# START OF Stored data

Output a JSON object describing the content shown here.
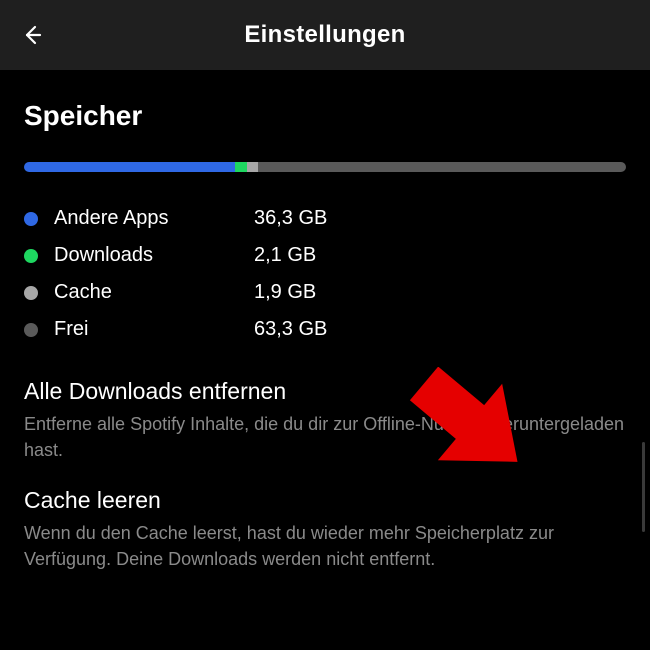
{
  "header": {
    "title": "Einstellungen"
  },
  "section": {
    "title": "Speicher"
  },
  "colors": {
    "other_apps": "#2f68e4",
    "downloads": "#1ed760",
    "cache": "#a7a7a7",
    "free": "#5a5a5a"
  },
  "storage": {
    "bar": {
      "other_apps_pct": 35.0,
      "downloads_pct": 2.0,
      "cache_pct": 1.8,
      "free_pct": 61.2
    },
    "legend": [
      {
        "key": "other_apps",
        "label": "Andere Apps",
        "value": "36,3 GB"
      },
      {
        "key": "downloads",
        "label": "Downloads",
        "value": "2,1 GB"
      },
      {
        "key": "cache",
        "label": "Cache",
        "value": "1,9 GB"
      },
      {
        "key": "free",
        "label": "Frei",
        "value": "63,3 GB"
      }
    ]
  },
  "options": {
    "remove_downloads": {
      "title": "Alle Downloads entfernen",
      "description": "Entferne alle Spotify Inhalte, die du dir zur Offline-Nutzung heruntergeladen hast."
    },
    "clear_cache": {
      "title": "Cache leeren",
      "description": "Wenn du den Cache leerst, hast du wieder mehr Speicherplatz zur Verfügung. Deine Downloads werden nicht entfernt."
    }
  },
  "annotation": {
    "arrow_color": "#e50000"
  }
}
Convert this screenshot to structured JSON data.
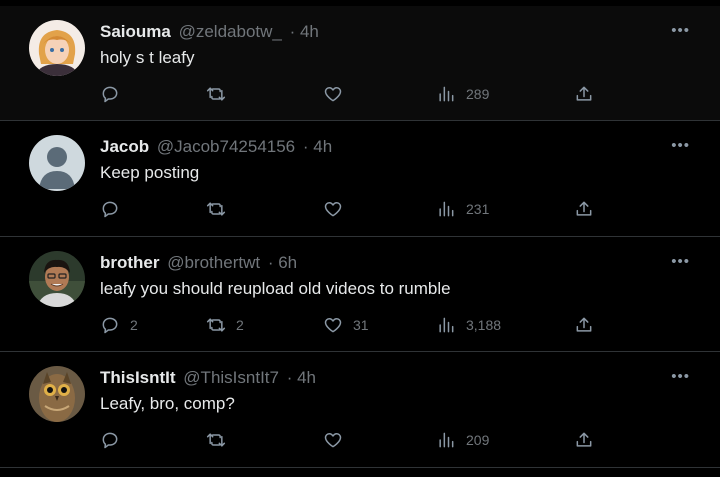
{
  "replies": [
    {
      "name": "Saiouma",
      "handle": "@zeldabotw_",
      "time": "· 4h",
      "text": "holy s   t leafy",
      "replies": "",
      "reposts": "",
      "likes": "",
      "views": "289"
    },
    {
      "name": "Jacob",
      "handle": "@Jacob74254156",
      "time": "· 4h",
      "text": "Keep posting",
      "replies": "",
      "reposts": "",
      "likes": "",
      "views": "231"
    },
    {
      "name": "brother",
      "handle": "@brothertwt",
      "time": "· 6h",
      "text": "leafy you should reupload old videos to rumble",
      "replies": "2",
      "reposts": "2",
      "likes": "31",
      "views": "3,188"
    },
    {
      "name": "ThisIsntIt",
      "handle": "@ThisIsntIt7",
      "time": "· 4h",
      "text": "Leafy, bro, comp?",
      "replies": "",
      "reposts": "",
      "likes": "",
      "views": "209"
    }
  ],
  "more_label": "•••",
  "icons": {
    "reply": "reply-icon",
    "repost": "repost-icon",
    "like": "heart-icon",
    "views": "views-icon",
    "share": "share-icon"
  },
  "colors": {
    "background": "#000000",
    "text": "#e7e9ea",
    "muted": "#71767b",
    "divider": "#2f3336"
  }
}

# END OF Stored data
# START OF Stored data

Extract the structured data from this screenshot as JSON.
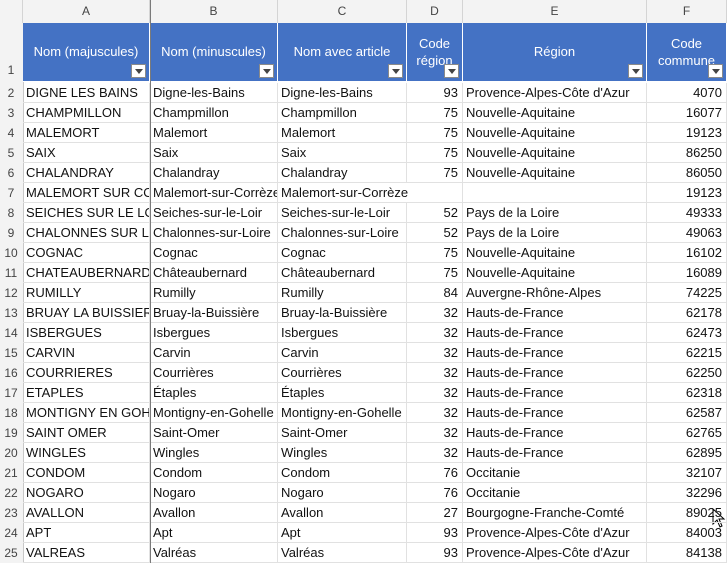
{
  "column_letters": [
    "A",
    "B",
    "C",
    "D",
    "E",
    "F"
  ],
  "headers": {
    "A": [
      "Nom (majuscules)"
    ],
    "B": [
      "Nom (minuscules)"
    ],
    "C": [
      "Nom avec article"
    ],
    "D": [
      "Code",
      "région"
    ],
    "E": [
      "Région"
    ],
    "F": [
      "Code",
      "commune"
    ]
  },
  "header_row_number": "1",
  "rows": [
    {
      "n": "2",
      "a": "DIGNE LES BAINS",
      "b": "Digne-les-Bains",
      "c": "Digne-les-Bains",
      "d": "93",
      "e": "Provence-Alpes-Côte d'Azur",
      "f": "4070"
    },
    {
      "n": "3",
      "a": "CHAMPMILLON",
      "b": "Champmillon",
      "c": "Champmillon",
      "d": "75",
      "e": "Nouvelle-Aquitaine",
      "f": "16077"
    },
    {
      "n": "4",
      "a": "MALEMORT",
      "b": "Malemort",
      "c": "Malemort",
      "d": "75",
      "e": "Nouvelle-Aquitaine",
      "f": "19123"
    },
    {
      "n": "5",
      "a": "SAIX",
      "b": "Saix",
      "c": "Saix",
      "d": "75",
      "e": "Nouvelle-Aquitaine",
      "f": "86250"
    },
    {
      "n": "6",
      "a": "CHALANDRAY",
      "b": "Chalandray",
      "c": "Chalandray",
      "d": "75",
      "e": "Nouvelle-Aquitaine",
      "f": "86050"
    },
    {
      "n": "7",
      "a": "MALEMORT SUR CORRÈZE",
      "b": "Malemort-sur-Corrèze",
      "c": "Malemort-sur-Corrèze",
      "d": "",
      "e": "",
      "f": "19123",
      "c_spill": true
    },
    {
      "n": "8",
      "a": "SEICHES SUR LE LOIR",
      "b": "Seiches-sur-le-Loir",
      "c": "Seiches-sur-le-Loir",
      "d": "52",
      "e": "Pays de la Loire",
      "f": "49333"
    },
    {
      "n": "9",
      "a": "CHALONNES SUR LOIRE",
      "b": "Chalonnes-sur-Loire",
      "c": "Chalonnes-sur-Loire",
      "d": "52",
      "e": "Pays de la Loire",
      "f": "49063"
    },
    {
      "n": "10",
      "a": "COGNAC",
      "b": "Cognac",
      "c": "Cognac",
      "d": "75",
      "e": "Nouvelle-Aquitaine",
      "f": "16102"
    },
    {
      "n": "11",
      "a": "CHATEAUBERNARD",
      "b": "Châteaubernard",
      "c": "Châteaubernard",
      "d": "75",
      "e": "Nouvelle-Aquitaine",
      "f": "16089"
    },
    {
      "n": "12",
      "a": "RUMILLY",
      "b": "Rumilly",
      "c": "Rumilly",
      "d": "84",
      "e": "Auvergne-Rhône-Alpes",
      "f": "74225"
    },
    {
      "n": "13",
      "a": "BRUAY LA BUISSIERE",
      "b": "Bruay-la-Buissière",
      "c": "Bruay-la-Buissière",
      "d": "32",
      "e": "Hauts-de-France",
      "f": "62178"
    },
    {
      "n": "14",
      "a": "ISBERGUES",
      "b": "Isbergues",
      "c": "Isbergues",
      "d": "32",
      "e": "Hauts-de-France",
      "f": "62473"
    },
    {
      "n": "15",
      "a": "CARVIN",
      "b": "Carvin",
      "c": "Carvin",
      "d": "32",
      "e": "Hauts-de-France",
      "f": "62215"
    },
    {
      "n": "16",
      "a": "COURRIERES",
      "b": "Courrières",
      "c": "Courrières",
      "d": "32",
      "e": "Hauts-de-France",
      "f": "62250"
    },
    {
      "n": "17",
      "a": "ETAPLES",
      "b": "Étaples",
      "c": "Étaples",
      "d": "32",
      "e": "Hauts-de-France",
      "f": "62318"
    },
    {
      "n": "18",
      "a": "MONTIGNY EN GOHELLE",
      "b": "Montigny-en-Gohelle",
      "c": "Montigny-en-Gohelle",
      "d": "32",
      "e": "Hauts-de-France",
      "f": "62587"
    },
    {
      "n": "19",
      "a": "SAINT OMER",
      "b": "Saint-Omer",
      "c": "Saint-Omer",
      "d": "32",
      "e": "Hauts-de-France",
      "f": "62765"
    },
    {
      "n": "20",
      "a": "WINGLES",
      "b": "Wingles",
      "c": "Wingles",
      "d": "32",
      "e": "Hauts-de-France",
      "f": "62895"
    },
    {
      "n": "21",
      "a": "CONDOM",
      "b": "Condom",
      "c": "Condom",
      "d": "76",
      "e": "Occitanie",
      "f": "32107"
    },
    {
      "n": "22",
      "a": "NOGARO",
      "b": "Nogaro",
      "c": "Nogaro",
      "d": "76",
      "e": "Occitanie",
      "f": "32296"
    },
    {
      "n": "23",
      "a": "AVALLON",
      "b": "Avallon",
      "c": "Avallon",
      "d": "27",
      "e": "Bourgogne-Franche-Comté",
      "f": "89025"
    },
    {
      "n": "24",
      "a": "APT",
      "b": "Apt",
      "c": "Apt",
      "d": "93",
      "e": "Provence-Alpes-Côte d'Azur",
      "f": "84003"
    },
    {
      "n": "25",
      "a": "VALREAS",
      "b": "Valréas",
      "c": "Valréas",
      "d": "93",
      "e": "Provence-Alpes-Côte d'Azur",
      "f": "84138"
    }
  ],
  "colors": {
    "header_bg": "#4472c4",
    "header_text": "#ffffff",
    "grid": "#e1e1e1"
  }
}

# END OF Stored data
# START OF Stored data

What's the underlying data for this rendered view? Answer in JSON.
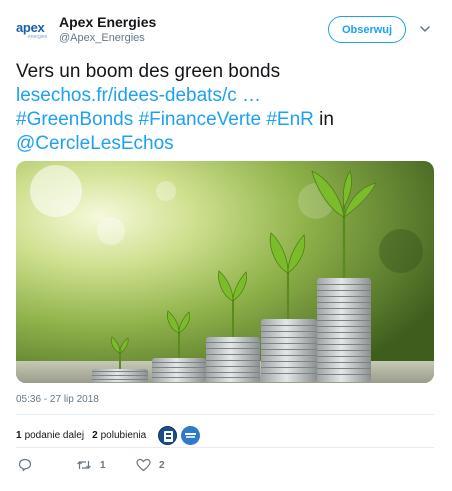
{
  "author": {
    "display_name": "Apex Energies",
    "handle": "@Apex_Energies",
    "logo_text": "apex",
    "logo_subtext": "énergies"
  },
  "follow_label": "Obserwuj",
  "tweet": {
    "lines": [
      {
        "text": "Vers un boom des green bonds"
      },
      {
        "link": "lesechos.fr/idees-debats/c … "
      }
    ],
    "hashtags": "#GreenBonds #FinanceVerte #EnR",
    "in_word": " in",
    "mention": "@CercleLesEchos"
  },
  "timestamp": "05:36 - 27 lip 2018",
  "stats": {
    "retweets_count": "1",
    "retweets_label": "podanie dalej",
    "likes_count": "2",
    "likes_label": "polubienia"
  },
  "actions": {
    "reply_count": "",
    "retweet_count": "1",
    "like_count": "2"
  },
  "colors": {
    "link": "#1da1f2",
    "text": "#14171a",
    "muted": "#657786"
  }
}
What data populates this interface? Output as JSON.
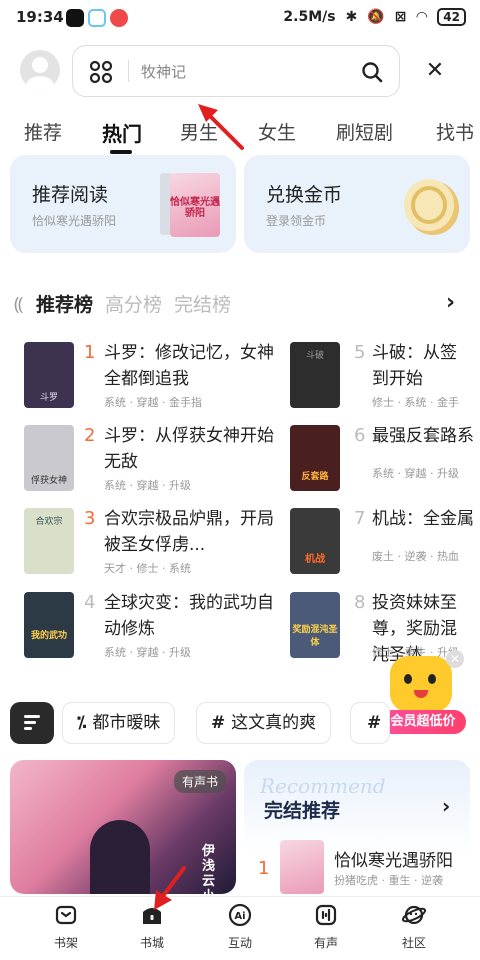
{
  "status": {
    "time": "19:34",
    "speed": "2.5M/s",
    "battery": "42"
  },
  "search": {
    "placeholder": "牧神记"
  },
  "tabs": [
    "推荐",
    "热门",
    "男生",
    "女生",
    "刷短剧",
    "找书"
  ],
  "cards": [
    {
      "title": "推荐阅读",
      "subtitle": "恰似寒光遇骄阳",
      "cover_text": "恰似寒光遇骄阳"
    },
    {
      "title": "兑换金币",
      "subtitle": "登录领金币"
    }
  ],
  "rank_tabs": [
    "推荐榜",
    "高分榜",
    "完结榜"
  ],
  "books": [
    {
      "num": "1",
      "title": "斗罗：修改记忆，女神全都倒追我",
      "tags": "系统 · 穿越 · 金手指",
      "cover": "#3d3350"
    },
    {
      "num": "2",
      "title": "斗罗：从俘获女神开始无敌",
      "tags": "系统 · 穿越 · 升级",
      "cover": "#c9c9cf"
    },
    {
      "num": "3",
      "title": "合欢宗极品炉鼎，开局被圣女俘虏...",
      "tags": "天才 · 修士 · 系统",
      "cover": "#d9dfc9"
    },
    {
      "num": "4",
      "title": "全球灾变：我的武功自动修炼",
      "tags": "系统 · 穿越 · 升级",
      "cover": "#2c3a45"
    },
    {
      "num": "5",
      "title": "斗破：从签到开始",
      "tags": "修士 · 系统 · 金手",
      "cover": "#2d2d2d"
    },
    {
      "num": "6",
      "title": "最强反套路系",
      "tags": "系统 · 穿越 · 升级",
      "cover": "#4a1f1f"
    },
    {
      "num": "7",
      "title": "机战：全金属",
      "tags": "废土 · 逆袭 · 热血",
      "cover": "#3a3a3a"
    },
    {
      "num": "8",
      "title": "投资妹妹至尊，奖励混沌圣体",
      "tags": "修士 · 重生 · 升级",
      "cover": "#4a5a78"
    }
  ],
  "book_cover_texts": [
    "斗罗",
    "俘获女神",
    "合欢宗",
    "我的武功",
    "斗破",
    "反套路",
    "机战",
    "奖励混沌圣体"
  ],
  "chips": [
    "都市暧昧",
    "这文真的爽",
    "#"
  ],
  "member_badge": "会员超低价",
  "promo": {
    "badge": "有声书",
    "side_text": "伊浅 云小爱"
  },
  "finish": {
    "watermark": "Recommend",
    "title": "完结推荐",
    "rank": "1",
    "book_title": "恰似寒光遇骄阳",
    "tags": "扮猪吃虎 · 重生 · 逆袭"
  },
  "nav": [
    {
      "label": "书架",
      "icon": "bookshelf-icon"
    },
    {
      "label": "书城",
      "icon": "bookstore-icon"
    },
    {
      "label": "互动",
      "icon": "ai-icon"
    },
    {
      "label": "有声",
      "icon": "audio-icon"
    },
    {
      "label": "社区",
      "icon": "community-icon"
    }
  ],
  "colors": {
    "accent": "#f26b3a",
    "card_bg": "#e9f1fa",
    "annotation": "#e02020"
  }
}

# END OF Stored data

| Description of the task |
Copy, from the material, each line that holds the string "Buissière".

| Written solution |
      "b": "Bruay-la-Buissière",
      "c": "Bruay-la-Buissière",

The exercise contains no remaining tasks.